-- Desafio 1 --
Por favor, reproduza os registros do início até a linha que contém "x-tick-label: 320 (497, 312, 510, 321)", trocando "y-tick-label" por "y-label" e mantendo todo o resto igual.

-- Texto de leitura --
+---+
ANTÔNIO GRASSI: A declaração do Juca me surpreendeu, mas também esclareceu finalmente, em público, qual foi o motivo da minha saída: o fato de que supostamente eu queria o lugar do Gilberto Gil. Além de não ser verdade, imagina o que aconteceria se o presidente Lula fosse demitir todos os ministros que quiserem o cargo dele. Ele iria começar pela Dilma (Dilma Rousseff, ministra-chefe da Casa Civil, pré-candidata à sucessão de Lula).
O que aconteceu então?
GRASSI: No fim do primeiro mandato, o Gil começou a dizer que tinha dúvida sobre se ficaria ou não no MinC. Aí o PT, através de sua Secretaria Nacional de Cultura, assumiu uma posição: o partido apoiava a permanência do Gil; mas, se ele quisesse sair, o PT gostaria de indicar um nome. Esse movimento gerou a indicação do meu nome, caso o Gil não continuasse. A gente não sabia que, com isso, o ministério iria achar que havia conspiração. Eu mesmo dei declarações de que era a favor da permanência do Gil e que não tinha o menor interesse no cargo.
E como foi sua demissão?
GRASSI: Eles não tiveram a hombridade de falar comigo diretamente. Mandaram um recado, no mês de dezembro, de que o ministro queria me ver. Mas, só depois que a história começou a vazar, um assessor, o Alfredo Manevy (atual secretário executivo do MinC), veio falar comigo. E eu só fui conversar com o Gil depois de a imprensa toda ter noticiado. Na época, eu fiquei muito surpreso, porque pensei que o movimento “Fica Gil”, o qual nós apoiamos, não significava a permanência de uma pessoa, mas de uma política, da qual eu fazia parte.
Depois da Funarte, o senhor não participou de mais nada no governo federal?
GRASSI: Não. Eu trabalhei em todas as campanhas do presidente e, hoje, tenho uma dificuldade grande de explicar para as pessoas como posso estar exilado num governo do Lula.
O senhor guarda mágoas?
GRASSI: Nenhuma. Minha militância continua. Eu só acho estranho ter sido exilado do governo federal. Mas eu acho que aconteceu o que estava caminhando para acontecer. Quem queria o cargo conseguiu.
O senhor acha que Ferreira trabalhou para substituir o Gil?
GRASSI: Sempre. Eu nunca concordei com essa história de “política Gil” ou “política Juca”. Quem sempre tocou o MinC foi o Juca. Até por razões óbvias, pela própria ausência do Gil. Eu torço sinceramente para que o MinC dê certo, mas fico muito reticente quando vejo a demora para que as coisas aconteçam, sendo que uma delas é em relação à Lei Rouanet.
Fala-se, hoje, em mudanças na Lei...
GRASSI: O MinC anunciou os Diálogos Culturais, para rever a Lei Rouanet. E eu pergunto: de novo? Na época em que o Lula foi eleito, eu participei da coordenação de um programa chamado Imaginação a Serviço do Brasil, em que nós já apontávamos os problemas da Lei, com indicações do que deveria ser feito. E hoje, seis anos depois, o MinC está novamente circulando pelo Brasil para discutir a mesma coisa? Esse trabalho que foi feito anteriormente parece que não valeu de nada.
+---+
-- Material fornecido --

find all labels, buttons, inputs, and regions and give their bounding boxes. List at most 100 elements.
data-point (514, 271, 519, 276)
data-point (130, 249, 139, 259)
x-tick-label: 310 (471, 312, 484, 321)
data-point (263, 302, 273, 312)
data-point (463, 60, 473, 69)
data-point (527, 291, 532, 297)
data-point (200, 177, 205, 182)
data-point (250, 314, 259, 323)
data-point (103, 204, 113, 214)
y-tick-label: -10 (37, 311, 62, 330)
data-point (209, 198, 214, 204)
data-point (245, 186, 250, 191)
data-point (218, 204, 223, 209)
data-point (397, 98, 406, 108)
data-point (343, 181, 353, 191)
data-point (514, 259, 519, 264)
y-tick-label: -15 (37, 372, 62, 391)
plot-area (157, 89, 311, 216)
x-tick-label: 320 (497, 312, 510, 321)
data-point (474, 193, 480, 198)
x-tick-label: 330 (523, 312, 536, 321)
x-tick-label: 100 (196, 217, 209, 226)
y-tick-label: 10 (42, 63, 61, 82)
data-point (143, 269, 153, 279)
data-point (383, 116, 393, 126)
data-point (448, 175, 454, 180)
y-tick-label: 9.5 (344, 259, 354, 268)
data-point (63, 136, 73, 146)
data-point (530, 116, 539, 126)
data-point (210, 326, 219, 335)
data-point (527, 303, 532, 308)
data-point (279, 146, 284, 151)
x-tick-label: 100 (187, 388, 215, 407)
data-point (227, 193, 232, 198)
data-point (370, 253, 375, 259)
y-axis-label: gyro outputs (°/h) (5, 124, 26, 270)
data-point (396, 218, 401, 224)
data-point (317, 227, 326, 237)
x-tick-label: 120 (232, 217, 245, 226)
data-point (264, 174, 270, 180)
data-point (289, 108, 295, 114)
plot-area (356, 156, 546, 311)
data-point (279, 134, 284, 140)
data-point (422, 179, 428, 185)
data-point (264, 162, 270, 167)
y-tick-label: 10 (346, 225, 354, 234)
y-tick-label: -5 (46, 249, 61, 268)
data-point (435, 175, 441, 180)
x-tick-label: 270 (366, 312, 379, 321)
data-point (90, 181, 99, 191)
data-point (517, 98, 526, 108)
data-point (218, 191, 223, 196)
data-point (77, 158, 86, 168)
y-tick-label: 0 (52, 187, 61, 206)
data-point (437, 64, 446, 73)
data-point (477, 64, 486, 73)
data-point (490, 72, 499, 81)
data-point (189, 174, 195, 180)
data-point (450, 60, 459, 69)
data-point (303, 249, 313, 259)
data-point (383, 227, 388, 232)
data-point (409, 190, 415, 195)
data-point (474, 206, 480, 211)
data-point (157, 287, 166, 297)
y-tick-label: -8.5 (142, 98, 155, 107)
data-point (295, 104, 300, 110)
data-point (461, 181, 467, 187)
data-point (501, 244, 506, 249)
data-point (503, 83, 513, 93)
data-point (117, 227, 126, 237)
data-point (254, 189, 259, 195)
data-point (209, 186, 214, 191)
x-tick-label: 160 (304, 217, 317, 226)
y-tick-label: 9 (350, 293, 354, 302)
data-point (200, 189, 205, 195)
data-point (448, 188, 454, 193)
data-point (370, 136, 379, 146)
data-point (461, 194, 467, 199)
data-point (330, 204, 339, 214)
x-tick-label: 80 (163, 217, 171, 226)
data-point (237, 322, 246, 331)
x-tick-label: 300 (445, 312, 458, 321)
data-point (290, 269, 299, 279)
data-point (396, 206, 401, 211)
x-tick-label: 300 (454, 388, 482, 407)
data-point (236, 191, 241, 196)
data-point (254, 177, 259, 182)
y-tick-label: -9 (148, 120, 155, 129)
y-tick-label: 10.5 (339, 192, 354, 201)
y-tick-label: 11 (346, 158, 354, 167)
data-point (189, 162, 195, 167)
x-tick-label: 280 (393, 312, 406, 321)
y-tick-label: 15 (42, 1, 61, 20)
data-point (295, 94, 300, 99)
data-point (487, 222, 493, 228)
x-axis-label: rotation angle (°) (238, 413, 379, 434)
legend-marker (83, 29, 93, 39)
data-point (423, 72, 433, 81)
+---+
-- Desafio 2 --
Responda com base na entrevista:
(a) Segundo Grassi, quem sempre tocou o MinC?
(b) Qual programa Grassi ajudou a coordenar na época em que Lula foi eleito?
(c) Em que mês mandaram o recado de que o ministro queria vê-lo?

-- Resposta do exercício 1 --
find all labels, buttons, inputs, and regions and give their bounding boxes. List at most 100 elements.
data-point (514, 271, 519, 276)
data-point (130, 249, 139, 259)
x-tick-label: 310 (471, 312, 484, 321)
data-point (263, 302, 273, 312)
data-point (463, 60, 473, 69)
data-point (527, 291, 532, 297)
data-point (200, 177, 205, 182)
data-point (250, 314, 259, 323)
data-point (103, 204, 113, 214)
y-label: -10 (37, 311, 62, 330)
data-point (209, 198, 214, 204)
data-point (245, 186, 250, 191)
data-point (218, 204, 223, 209)
data-point (397, 98, 406, 108)
data-point (343, 181, 353, 191)
data-point (514, 259, 519, 264)
y-label: -15 (37, 372, 62, 391)
plot-area (157, 89, 311, 216)
x-tick-label: 320 (497, 312, 510, 321)

-- Resposta do exercício 2 --
(a) O Juca.
(b) Imaginação a Serviço do Brasil.
(c) Em dezembro.